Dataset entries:
****
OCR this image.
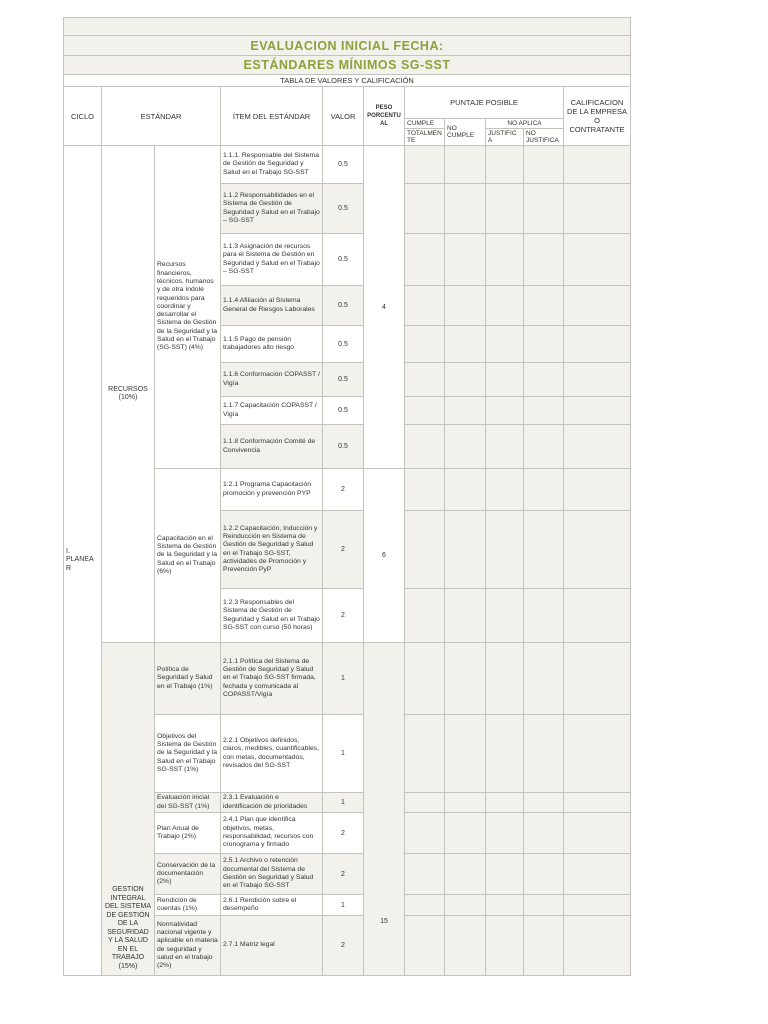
EVALUACION INICIAL FECHA:										
ESTÁNDARES MÍNIMOS SG-SST										
TABLA DE VALORES Y CALIFICACIÓN										
CICLO	ESTÁNDAR		ÍTEM DEL ESTÁNDAR	VALOR	PESO PORCENTU AL	PUNTAJE POSIBLE				CALIFICACION DE LA EMPRESA O CONTRATANTE
						CUMPLE	NO CUMPLE	NO APLICA		
						TOTALMEN TE		JUSTIFIC A	NO JUSTIFICA	
I. PLANEA R	RECURSOS (10%)	Recursos financieros, técnicos, humanos y de otra índole requeridos para coordinar y desarrollar el Sistema de Gestión de la Seguridad y la Salud en el Trabajo (SG-SST) (4%)	1.1.1. Responsable del Sistema de Gestión de Seguridad y Salud en el Trabajo SG-SST	0.5	4					
			1.1.2 Responsabilidades en el Sistema de Gestión de Seguridad y Salud en el Trabajo – SG-SST	0.5						
			1.1.3 Asignación de recursos para el Sistema de Gestión en Seguridad y Salud en el Trabajo – SG-SST	0.5						
			1.1.4 Afiliación al Sistema General de Riesgos Laborales	0.5						
			1.1.5 Pago de pensión trabajadores alto riesgo	0.5						
			1.1.6 Conformación COPASST / Vigía	0.5						
			1.1.7 Capacitación COPASST / Vigía	0.5						
			1.1.8 Conformación Comité de Convivencia	0.5						
		Capacitación en el Sistema de Gestión de la Seguridad y la Salud en el Trabajo (6%)	1.2.1 Programa Capacitación promoción y prevención PYP	2	6					
			1.2.2 Capacitación, Inducción y Reinducción en Sistema de Gestión de Seguridad y Salud en el Trabajo SG-SST, actividades de Promoción y Prevención PyP	2						
			1.2.3 Responsables del Sistema de Gestión de Seguridad y Salud en el Trabajo SG-SST con curso (50 horas)	2						
	GESTION INTEGRAL DEL SISTEMA DE GESTIÓN DE LA SEGURIDAD Y LA SALUD EN EL TRABAJO (15%)	Política de Seguridad y Salud en el Trabajo (1%)	2.1.1 Política del Sistema de Gestión de Seguridad y Salud en el Trabajo SG-SST firmada, fechada y comunicada al COPASST/Vigía	1	15					
		Objetivos del Sistema de Gestión de la Seguridad y la Salud en el Trabajo SG-SST (1%)	2.2.1 Objetivos definidos, claros, medibles, cuantificables, con metas, documentados, revisados del SG-SST	1						
		Evaluación inicial del SG-SST (1%)	2.3.1 Evaluación e identificación de prioridades	1						
		Plan Anual de Trabajo (2%)	2.4.1 Plan que identifica objetivos, metas, responsabilidad, recursos con cronograma y firmado	2						
		Conservación de la documentación (2%)	2.5.1 Archivo o retención documental del Sistema de Gestión en Seguridad y Salud en el Trabajo SG-SST	2						
		Rendición de cuentas (1%)	2.6.1 Rendición sobre el desempeño	1						
		Normatividad nacional vigente y aplicable en materia de seguridad y salud en el trabajo (2%)	2.7.1 Matriz legal	2						
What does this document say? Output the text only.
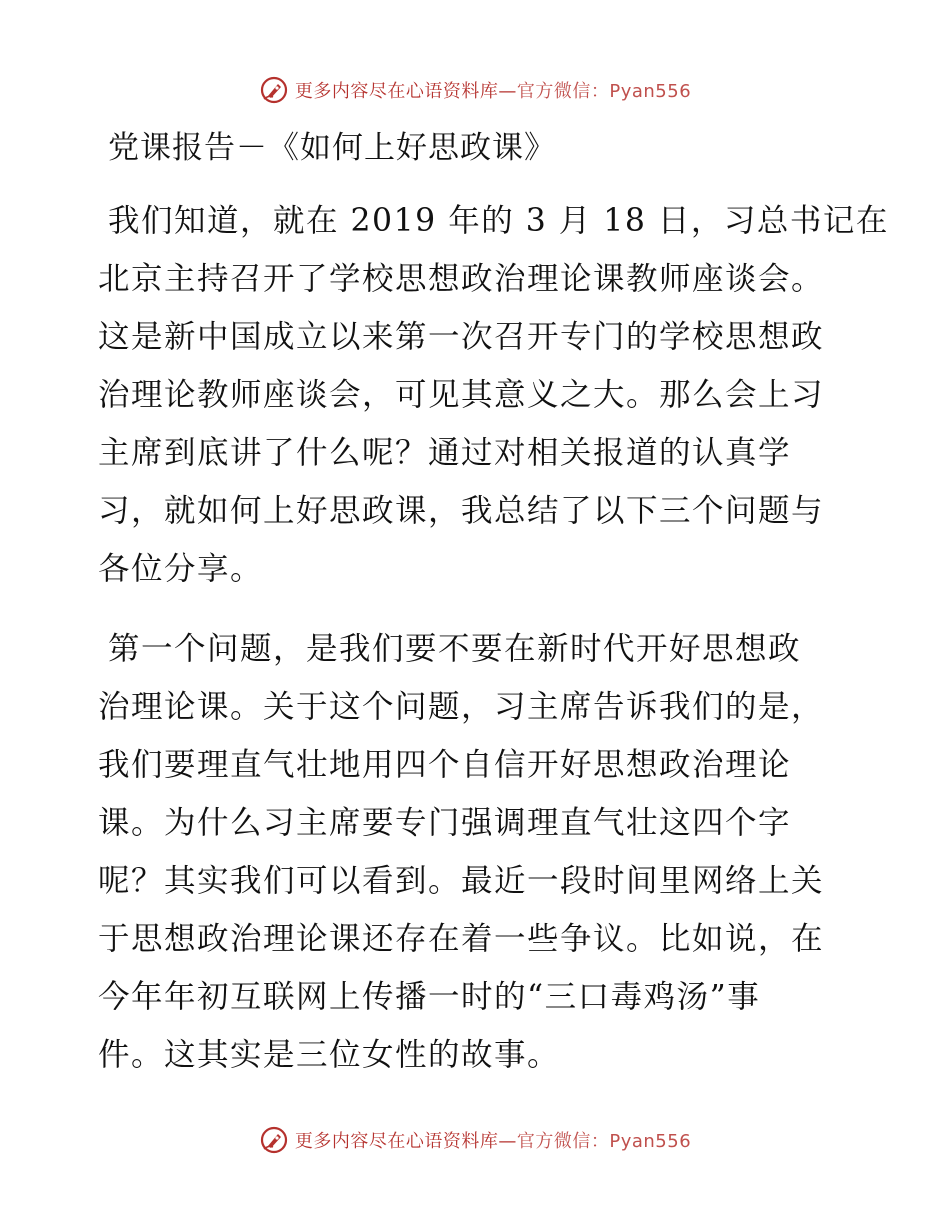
更多内容尽在心语资料库—官方微信：Pyan556
党课报告－《如何上好思政课》

我们知道，就在 2019 年的 3 月 18 日，习总书记在
北京主持召开了学校思想政治理论课教师座谈会。
这是新中国成立以来第一次召开专门的学校思想政
治理论教师座谈会，可见其意义之大。那么会上习
主席到底讲了什么呢？通过对相关报道的认真学
习，就如何上好思政课，我总结了以下三个问题与
各位分享。

第一个问题，是我们要不要在新时代开好思想政
治理论课。关于这个问题，习主席告诉我们的是，
我们要理直气壮地用四个自信开好思想政治理论
课。为什么习主席要专门强调理直气壮这四个字
呢？其实我们可以看到。最近一段时间里网络上关
于思想政治理论课还存在着一些争议。比如说，在
今年年初互联网上传播一时的“三口毒鸡汤”事
件。这其实是三位女性的故事。

更多内容尽在心语资料库—官方微信：Pyan556
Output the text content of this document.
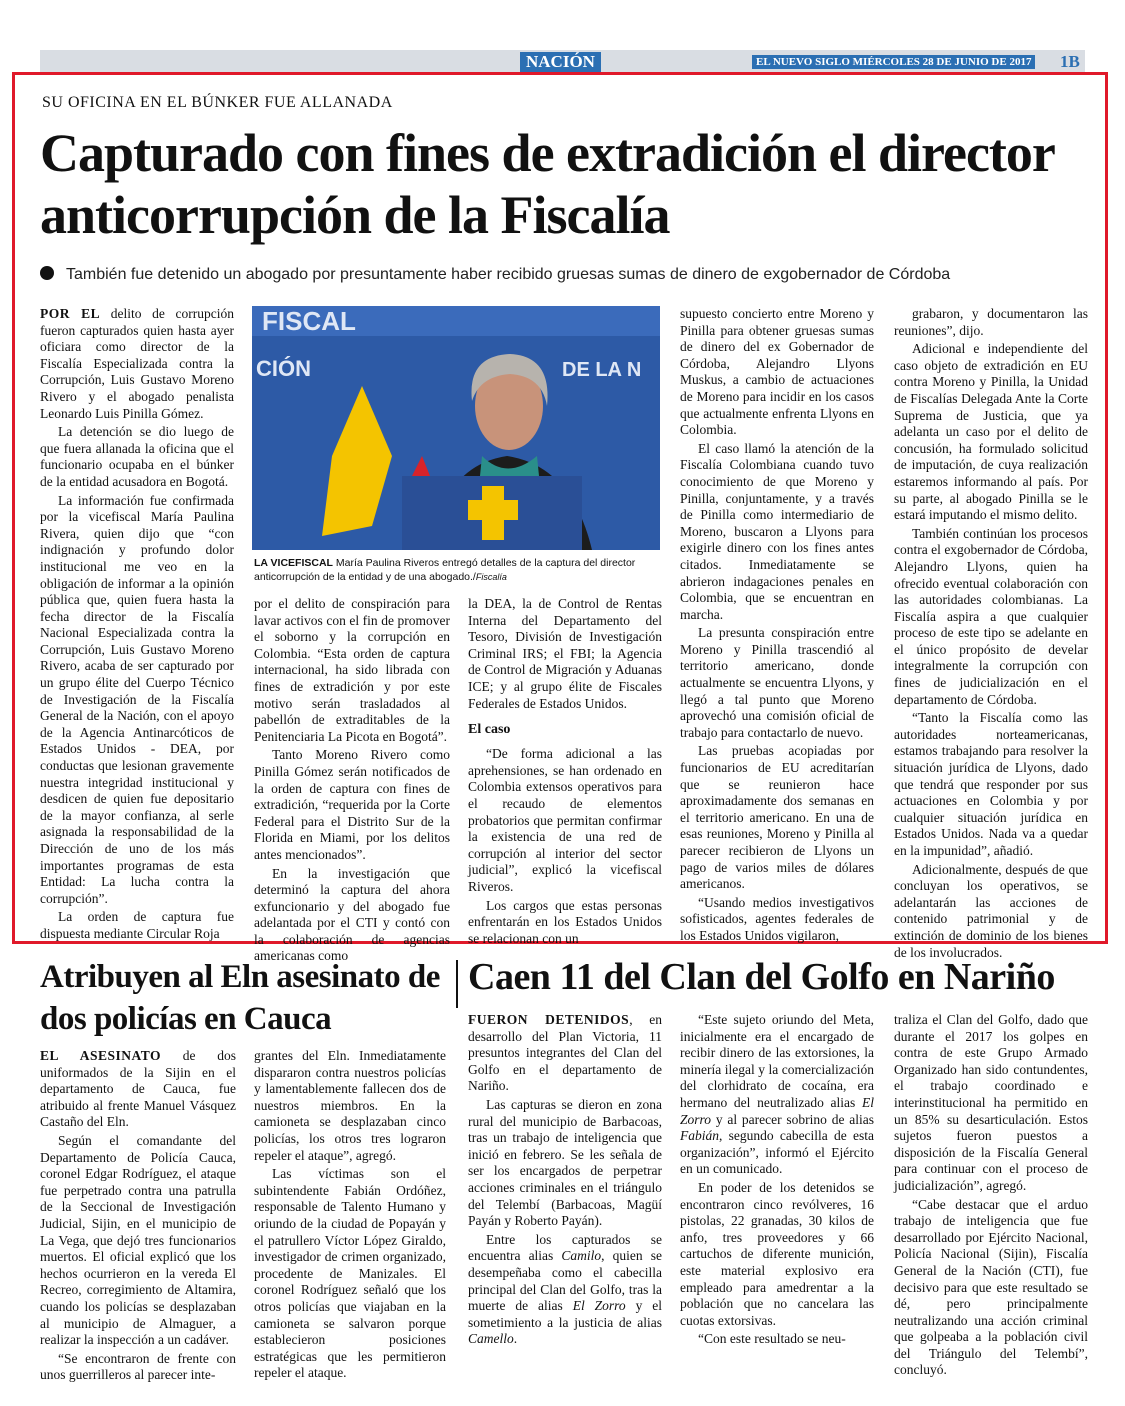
NACIÓN	EL NUEVO SIGLO MIÉRCOLES 28 DE JUNIO DE 2017 1B
SU OFICINA EN EL BÚNKER FUE ALLANADA
Capturado con fines de extradición el director anticorrupción de la Fiscalía
También fue detenido un abogado por presuntamente haber recibido gruesas sumas de dinero de exgobernador de Córdoba

POR EL delito de corrupción fueron capturados quien hasta ayer oficiara como director de la Fiscalía Especializada contra la Corrupción, Luis Gustavo Moreno Rivero y el abogado penalista Leonardo Luis Pinilla Gómez.

La detención se dio luego de que fuera allanada la oficina que el funcionario ocupaba en el búnker de la entidad acusadora en Bogotá.

La información fue confirmada por la vicefiscal María Paulina Rivera, quien dijo que “con indignación y profundo dolor institucional me veo en la obligación de informar a la opinión pública que, quien fuera hasta la fecha director de la Fiscalía Nacional Especializada contra la Corrupción, Luis Gustavo Moreno Rivero, acaba de ser capturado por un grupo élite del Cuerpo Técnico de Investigación de la Fiscalía General de la Nación, con el apoyo de la Agencia Antinarcóticos de Estados Unidos - DEA, por conductas que lesionan gravemente nuestra integridad institucional y desdicen de quien fue depositario de la mayor confianza, al serle asignada la responsabilidad de la Dirección de uno de los más importantes programas de esta Entidad: La lucha contra la corrupción”.

La orden de captura fue dispuesta mediante Circular Roja

FISCAL
CIÓN	DE LA N
LA VICEFISCAL María Paulina Riveros entregó detalles de la captura del director anticorrupción de la entidad y de una abogado./Fiscalía

por el delito de conspiración para lavar activos con el fin de promover el soborno y la corrupción en Colombia. “Esta orden de captura internacional, ha sido librada con fines de extradición y por este motivo serán trasladados al pabellón de extraditables de la Penitenciaria La Picota en Bogotá”.

Tanto Moreno Rivero como Pinilla Gómez serán notificados de la orden de captura con fines de extradición, “requerida por la Corte Federal para el Distrito Sur de la Florida en Miami, por los delitos antes mencionados”.

En la investigación que determinó la captura del ahora exfuncionario y del abogado fue adelantada por el CTI y contó con la colaboración de agencias americanas como

la DEA, la de Control de Rentas Interna del Departamento del Tesoro, División de Investigación Criminal IRS; el FBI; la Agencia de Control de Migración y Aduanas ICE; y al grupo élite de Fiscales Federales de Estados Unidos.

El caso

“De forma adicional a las aprehensiones, se han ordenado en Colombia extensos operativos para el recaudo de elementos probatorios que permitan confirmar la existencia de una red de corrupción al interior del sector judicial”, explicó la vicefiscal Riveros.

Los cargos que estas personas enfrentarán en los Estados Unidos se relacionan con un

supuesto concierto entre Moreno y Pinilla para obtener gruesas sumas de dinero del ex Gobernador de Córdoba, Alejandro Llyons Muskus, a cambio de actuaciones de Moreno para incidir en los casos que actualmente enfrenta Llyons en Colombia.

El caso llamó la atención de la Fiscalía Colombiana cuando tuvo conocimiento de que Moreno y Pinilla, conjuntamente, y a través de Pinilla como intermediario de Moreno, buscaron a Llyons para exigirle dinero con los fines antes citados. Inmediatamente se abrieron indagaciones penales en Colombia, que se encuentran en marcha.

La presunta conspiración entre Moreno y Pinilla trascendió al territorio americano, donde actualmente se encuentra Llyons, y llegó a tal punto que Moreno aprovechó una comisión oficial de trabajo para contactarlo de nuevo.

Las pruebas acopiadas por funcionarios de EU acreditarían que se reunieron hace aproximadamente dos semanas en el territorio americano. En una de esas reuniones, Moreno y Pinilla al parecer recibieron de Llyons un pago de varios miles de dólares americanos.

“Usando medios investigativos sofisticados, agentes federales de los Estados Unidos vigilaron,

grabaron, y documentaron las reuniones”, dijo.

Adicional e independiente del caso objeto de extradición en EU contra Moreno y Pinilla, la Unidad de Fiscalías Delegada Ante la Corte Suprema de Justicia, que ya adelanta un caso por el delito de concusión, ha formulado solicitud de imputación, de cuya realización estaremos informando al país. Por su parte, al abogado Pinilla se le estará imputando el mismo delito.

También continúan los procesos contra el exgobernador de Córdoba, Alejandro Llyons, quien ha ofrecido eventual colaboración con las autoridades colombianas. La Fiscalía aspira a que cualquier proceso de este tipo se adelante en el único propósito de develar integralmente la corrupción con fines de judicialización en el departamento de Córdoba.

“Tanto la Fiscalía como las autoridades norteamericanas, estamos trabajando para resolver la situación jurídica de Llyons, dado que tendrá que responder por sus actuaciones en Colombia y por cualquier situación jurídica en Estados Unidos. Nada va a quedar en la impunidad”, añadió.

Adicionalmente, después de que concluyan los operativos, se adelantarán las acciones de contenido patrimonial y de extinción de dominio de los bienes de los involucrados.

Atribuyen al Eln asesinato de dos policías en Cauca

EL ASESINATO de dos uniformados de la Sijin en el departamento de Cauca, fue atribuido al frente Manuel Vásquez Castaño del Eln.

Según el comandante del Departamento de Policía Cauca, coronel Edgar Rodríguez, el ataque fue perpetrado contra una patrulla de la Seccional de Investigación Judicial, Sijin, en el municipio de La Vega, que dejó tres funcionarios muertos. El oficial explicó que los hechos ocurrieron en la vereda El Recreo, corregimiento de Altamira, cuando los policías se desplazaban al municipio de Almaguer, a realizar la inspección a un cadáver.

“Se encontraron de frente con unos guerrilleros al parecer inte-

grantes del Eln. Inmediatamente dispararon contra nuestros policías y lamentablemente fallecen dos de nuestros miembros. En la camioneta se desplazaban cinco policías, los otros tres lograron repeler el ataque”, agregó.

Las víctimas son el subintendente Fabián Ordóñez, responsable de Talento Humano y oriundo de la ciudad de Popayán y el patrullero Víctor López Giraldo, investigador de crimen organizado, procedente de Manizales. El coronel Rodríguez señaló que los otros policías que viajaban en la camioneta se salvaron porque establecieron posiciones estratégicas que les permitieron repeler el ataque.

Caen 11 del Clan del Golfo en Nariño

FUERON DETENIDOS, en desarrollo del Plan Victoria, 11 presuntos integrantes del Clan del Golfo en el departamento de Nariño.

Las capturas se dieron en zona rural del municipio de Barbacoas, tras un trabajo de inteligencia que inició en febrero. Se les señala de ser los encargados de perpetrar acciones criminales en el triángulo del Telembí (Barbacoas, Magüí Payán y Roberto Payán).

Entre los capturados se encuentra alias Camilo, quien se desempeñaba como el cabecilla principal del Clan del Golfo, tras la muerte de alias El Zorro y el sometimiento a la justicia de alias Camello.

“Este sujeto oriundo del Meta, inicialmente era el encargado de recibir dinero de las extorsiones, la minería ilegal y la comercialización del clorhidrato de cocaína, era hermano del neutralizado alias El Zorro y al parecer sobrino de alias Fabián, segundo cabecilla de esta organización”, informó el Ejército en un comunicado.

En poder de los detenidos se encontraron cinco revólveres, 16 pistolas, 22 granadas, 30 kilos de anfo, tres proveedores y 66 cartuchos de diferente munición, este material explosivo era empleado para amedrentar a la población que no cancelara las cuotas extorsivas.

“Con este resultado se neu-

traliza el Clan del Golfo, dado que durante el 2017 los golpes en contra de este Grupo Armado Organizado han sido contundentes, el trabajo coordinado e interinstitucional ha permitido en un 85% su desarticulación. Estos sujetos fueron puestos a disposición de la Fiscalía General para continuar con el proceso de judicialización”, agregó.

“Cabe destacar que el arduo trabajo de inteligencia que fue desarrollado por Ejército Nacional, Policía Nacional (Sijin), Fiscalía General de la Nación (CTI), fue decisivo para que este resultado se dé, pero principalmente neutralizando una acción criminal que golpeaba a la población civil del Triángulo del Telembí”, concluyó.
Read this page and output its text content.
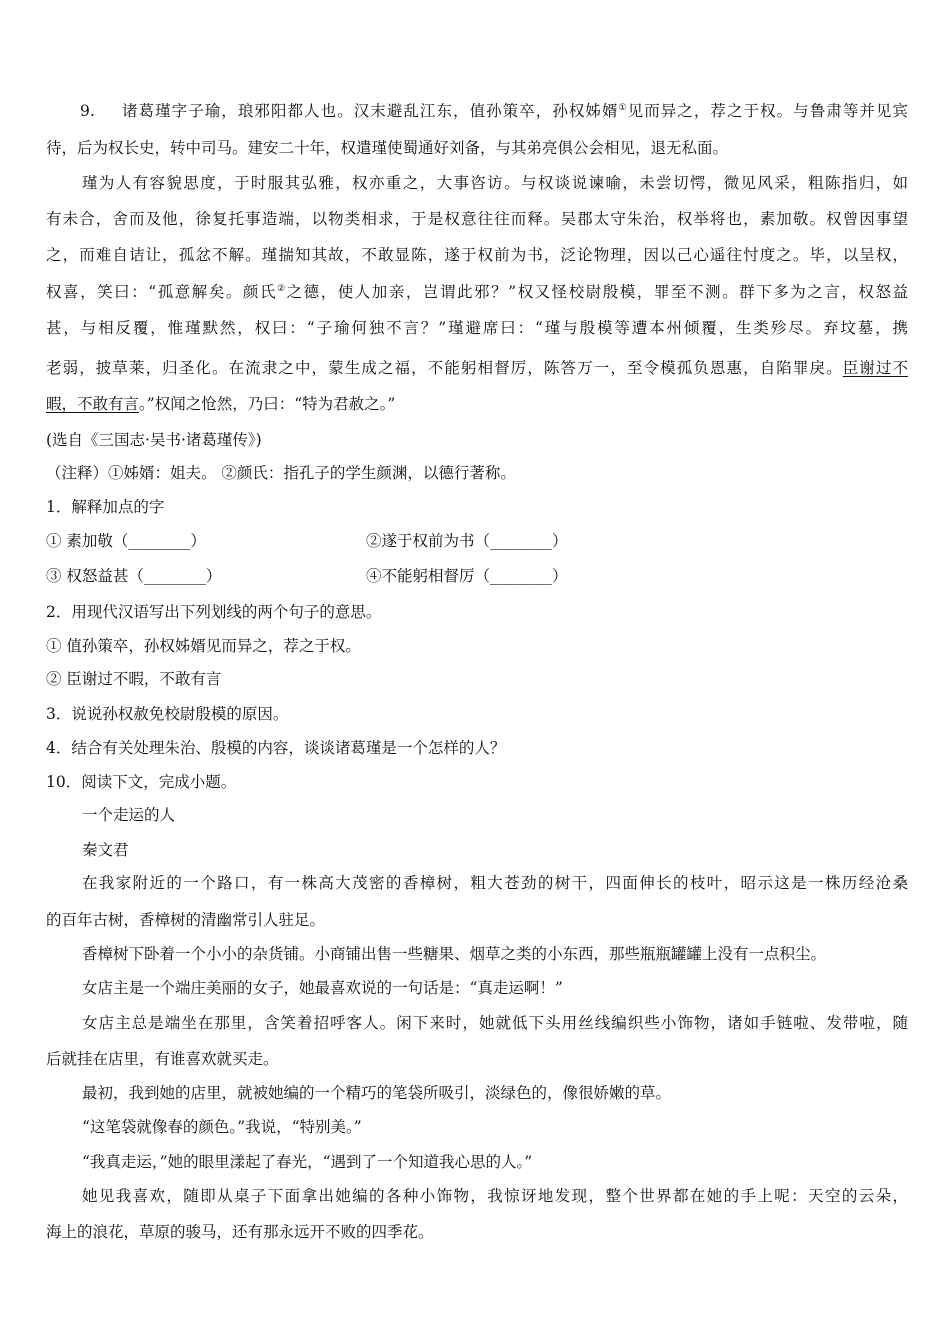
9. 诸葛瑾字子瑜，琅邪阳都人也。汉末避乱江东，值孙策卒，孙权姊婿①见而异之，荐之于权。与鲁肃等并见宾
待，后为权长史，转中司马。建安二十年，权遣瑾使蜀通好刘备，与其弟亮俱公会相见，退无私面。
瑾为人有容貌思度，于时服其弘雅，权亦重之，大事咨访。与权谈说谏喻，未尝切愕，微见风采，粗陈指归，如
有未合，舍而及他，徐复托事造端，以物类相求，于是权意往往而释。吴郡太守朱治，权举将也，素加敬。权曾因事望
之，而难自诘让，孤忿不解。瑾揣知其故，不敢显陈，遂于权前为书，泛论物理，因以己心遥往忖度之。毕，以呈权，
权喜，笑曰：“孤意解矣。颜氏②之德，使人加亲，岂谓此邪？”权又怪校尉殷模，罪至不测。群下多为之言，权怒益
甚，与相反覆，惟瑾默然，权曰：“子瑜何独不言？”瑾避席曰：“瑾与殷模等遭本州倾覆，生类殄尽。弃坟墓，携
老弱，披草莱，归圣化。在流隶之中，蒙生成之福，不能躬相督厉，陈答万一，至令模孤负恩惠，自陷罪戾。臣谢过不
暇，不敢有言。”权闻之怆然，乃曰：“特为君赦之。”
(选自《三国志·吴书·诸葛瑾传》)
（注释）①姊婿：姐夫。 ②颜氏：指孔子的学生颜渊，以德行著称。
1．解释加点的字
① 素加敬（________）	②遂于权前为书（________）
③ 权怒益甚（________）	④不能躬相督厉（________）
2．用现代汉语写出下列划线的两个句子的意思。
① 值孙策卒，孙权姊婿见而异之，荐之于权。
② 臣谢过不暇，不敢有言
3．说说孙权赦免校尉殷模的原因。
4．结合有关处理朱治、殷模的内容，谈谈诸葛瑾是一个怎样的人？
10．阅读下文，完成小题。
一个走运的人
秦文君
在我家附近的一个路口，有一株高大茂密的香樟树，粗大苍劲的树干，四面伸长的枝叶，昭示这是一株历经沧桑
的百年古树，香樟树的清幽常引人驻足。
香樟树下卧着一个小小的杂货铺。小商铺出售一些糖果、烟草之类的小东西，那些瓶瓶罐罐上没有一点积尘。
女店主是一个端庄美丽的女子，她最喜欢说的一句话是：“真走运啊！”
女店主总是端坐在那里，含笑着招呼客人。闲下来时，她就低下头用丝线编织些小饰物，诸如手链啦、发带啦，随
后就挂在店里，有谁喜欢就买走。
最初，我到她的店里，就被她编的一个精巧的笔袋所吸引，淡绿色的，像很娇嫩的草。
“这笔袋就像春的颜色。”我说，“特别美。”
“我真走运，”她的眼里漾起了春光，“遇到了一个知道我心思的人。”
她见我喜欢，随即从桌子下面拿出她编的各种小饰物，我惊讶地发现，整个世界都在她的手上呢：天空的云朵，
海上的浪花，草原的骏马，还有那永远开不败的四季花。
****
● **WHAT YOU ARE ASKED TO DO**
Copy each line of the entries that includes the word "oficial".

● **RESULT FOR THIS TASK**
La presunta conspiración entre Moreno y Pinilla trascendió al territorio americano, donde actualmente se encuentra Llyons, y llegó a tal punto que Moreno aprovechó una comisión oficial de trabajo para contactarlo de nuevo.
Según el comandante del Departamento de Policía Cauca, coronel Edgar Rodríguez, el ataque fue perpetrado contra una patrulla de la Seccional de Investigación Judicial, Sijin, en el municipio de La Vega, que dejó tres funcionarios muertos. El oficial explicó que los hechos ocurrieron en la vereda El Recreo, corregimiento de Altamira, cuando los policías se desplazaban al municipio de Almaguer, a realizar la inspección a un cadáver.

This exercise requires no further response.